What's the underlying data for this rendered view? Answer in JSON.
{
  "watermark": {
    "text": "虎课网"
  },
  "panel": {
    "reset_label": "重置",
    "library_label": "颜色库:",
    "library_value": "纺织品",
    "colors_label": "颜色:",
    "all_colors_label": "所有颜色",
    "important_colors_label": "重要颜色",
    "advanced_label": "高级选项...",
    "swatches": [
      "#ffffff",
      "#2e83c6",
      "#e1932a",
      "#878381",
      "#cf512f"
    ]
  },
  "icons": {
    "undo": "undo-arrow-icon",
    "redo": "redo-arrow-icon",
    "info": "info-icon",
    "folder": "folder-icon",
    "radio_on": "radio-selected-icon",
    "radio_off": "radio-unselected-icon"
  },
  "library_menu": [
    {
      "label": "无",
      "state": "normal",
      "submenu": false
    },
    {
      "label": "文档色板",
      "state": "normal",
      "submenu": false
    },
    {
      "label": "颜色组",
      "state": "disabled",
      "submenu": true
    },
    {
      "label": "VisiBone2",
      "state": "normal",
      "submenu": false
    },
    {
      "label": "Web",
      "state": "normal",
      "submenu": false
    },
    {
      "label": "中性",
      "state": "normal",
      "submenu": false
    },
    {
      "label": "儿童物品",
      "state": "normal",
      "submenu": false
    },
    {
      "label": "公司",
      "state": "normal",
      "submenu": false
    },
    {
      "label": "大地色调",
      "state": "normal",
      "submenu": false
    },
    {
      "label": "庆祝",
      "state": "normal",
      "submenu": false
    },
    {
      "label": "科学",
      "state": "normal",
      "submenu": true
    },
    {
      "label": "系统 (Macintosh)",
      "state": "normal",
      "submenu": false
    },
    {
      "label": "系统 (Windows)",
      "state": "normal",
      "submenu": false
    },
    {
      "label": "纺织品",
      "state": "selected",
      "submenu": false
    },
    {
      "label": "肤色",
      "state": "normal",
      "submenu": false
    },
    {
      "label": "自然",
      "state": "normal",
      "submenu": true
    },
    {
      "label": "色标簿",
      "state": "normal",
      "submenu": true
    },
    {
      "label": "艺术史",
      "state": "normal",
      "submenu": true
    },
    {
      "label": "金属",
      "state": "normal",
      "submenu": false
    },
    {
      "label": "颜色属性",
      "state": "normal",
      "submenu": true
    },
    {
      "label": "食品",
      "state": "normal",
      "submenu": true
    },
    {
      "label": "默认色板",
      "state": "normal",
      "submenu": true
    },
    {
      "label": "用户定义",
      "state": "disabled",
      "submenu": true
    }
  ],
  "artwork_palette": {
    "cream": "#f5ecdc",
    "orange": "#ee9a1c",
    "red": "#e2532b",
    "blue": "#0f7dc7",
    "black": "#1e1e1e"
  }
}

§ §

● **Exercise aim**
Show every line that contains the word "radio".

● **Problem solution**
    "radio_on": "radio-selected-icon",
    "radio_off": "radio-unselected-icon"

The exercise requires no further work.